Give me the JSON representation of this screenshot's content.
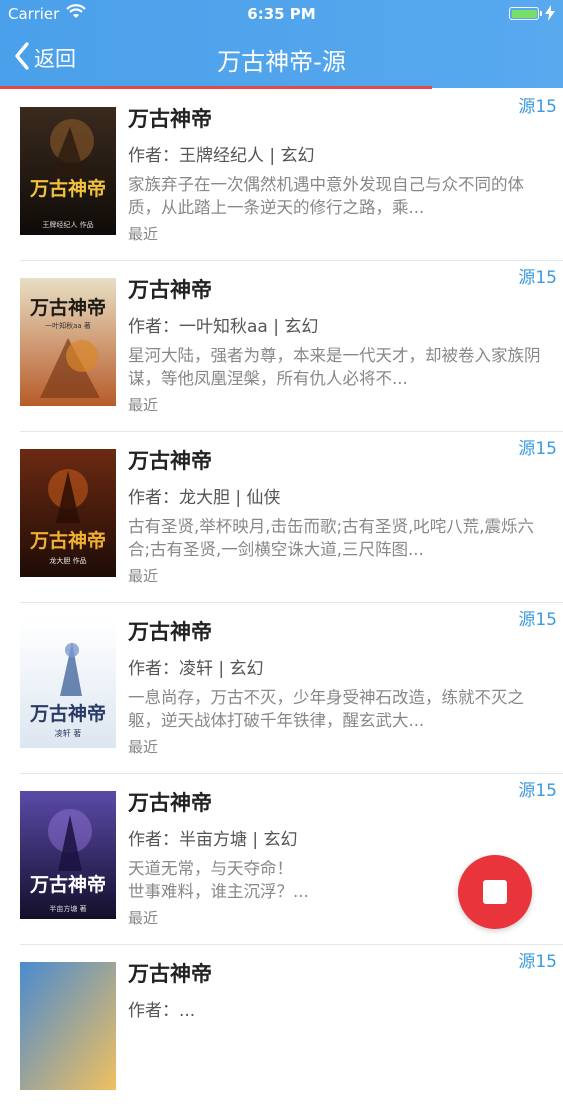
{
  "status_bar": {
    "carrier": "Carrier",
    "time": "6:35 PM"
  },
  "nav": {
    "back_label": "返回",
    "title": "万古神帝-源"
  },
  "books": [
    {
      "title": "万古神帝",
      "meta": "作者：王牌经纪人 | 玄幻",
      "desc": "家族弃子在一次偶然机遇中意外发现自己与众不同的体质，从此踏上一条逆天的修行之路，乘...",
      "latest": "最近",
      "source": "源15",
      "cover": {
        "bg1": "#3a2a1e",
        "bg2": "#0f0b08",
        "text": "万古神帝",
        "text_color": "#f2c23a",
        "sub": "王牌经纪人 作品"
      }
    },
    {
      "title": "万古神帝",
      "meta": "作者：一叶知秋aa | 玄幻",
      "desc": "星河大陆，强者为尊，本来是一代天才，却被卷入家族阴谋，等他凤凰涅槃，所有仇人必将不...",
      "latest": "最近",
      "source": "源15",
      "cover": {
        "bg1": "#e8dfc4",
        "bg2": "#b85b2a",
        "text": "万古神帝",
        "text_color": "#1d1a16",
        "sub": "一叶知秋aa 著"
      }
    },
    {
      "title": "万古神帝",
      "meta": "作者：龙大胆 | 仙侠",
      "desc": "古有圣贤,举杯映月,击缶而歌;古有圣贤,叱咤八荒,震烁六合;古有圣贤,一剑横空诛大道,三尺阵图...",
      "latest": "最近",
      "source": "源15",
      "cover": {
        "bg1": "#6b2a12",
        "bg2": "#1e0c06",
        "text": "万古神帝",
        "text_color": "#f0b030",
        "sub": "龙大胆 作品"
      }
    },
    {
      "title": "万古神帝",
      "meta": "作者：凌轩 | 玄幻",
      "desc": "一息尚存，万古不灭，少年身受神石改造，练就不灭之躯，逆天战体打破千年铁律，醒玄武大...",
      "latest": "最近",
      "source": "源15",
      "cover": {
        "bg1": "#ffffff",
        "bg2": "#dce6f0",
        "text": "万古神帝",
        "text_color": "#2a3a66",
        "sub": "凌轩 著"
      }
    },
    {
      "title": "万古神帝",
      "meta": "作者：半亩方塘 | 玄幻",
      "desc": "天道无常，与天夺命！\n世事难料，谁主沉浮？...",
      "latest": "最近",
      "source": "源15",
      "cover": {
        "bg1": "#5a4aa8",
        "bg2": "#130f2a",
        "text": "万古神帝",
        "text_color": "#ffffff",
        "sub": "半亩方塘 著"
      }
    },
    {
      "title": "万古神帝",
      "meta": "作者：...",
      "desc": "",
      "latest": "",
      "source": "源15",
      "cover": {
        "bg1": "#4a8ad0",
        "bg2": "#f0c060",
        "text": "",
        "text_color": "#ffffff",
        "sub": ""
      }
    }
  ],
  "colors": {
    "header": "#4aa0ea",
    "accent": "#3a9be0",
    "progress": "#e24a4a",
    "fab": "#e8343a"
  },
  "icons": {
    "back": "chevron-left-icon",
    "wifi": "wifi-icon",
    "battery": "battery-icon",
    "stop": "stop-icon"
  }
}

--

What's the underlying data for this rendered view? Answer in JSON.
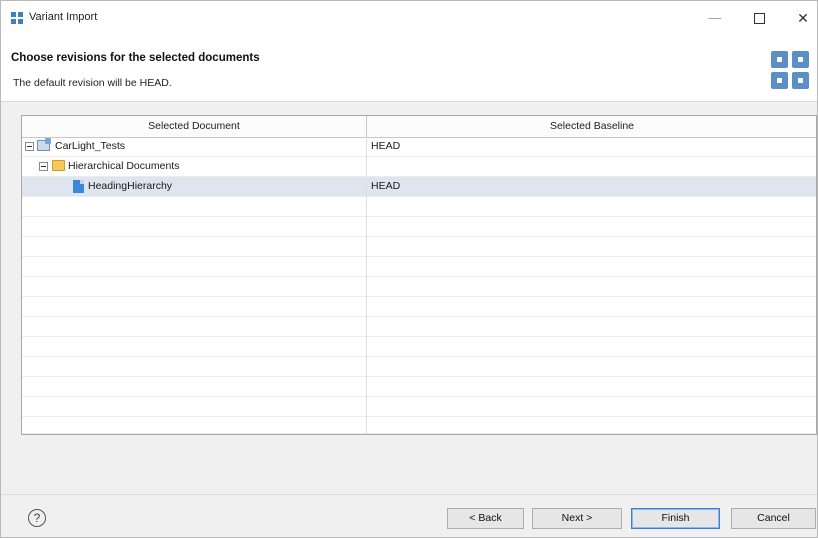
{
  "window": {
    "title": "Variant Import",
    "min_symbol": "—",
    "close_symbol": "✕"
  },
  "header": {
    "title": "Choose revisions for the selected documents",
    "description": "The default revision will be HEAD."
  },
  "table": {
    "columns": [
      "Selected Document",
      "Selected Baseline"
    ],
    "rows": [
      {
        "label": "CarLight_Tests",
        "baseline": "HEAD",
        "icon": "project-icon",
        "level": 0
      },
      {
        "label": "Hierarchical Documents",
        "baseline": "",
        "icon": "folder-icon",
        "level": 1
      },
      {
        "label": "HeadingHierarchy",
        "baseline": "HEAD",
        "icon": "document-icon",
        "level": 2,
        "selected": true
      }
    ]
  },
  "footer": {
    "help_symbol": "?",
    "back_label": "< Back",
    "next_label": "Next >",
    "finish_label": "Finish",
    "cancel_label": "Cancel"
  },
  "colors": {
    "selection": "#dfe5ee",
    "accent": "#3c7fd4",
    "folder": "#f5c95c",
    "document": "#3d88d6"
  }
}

WRITTEN REQUEST: Extract lines where the string "this" occurs.

RIGHT ANSWER:
Give me the JSON representation of this screenshot's content.
What's the underlying data for this rendered view? Answer in JSON.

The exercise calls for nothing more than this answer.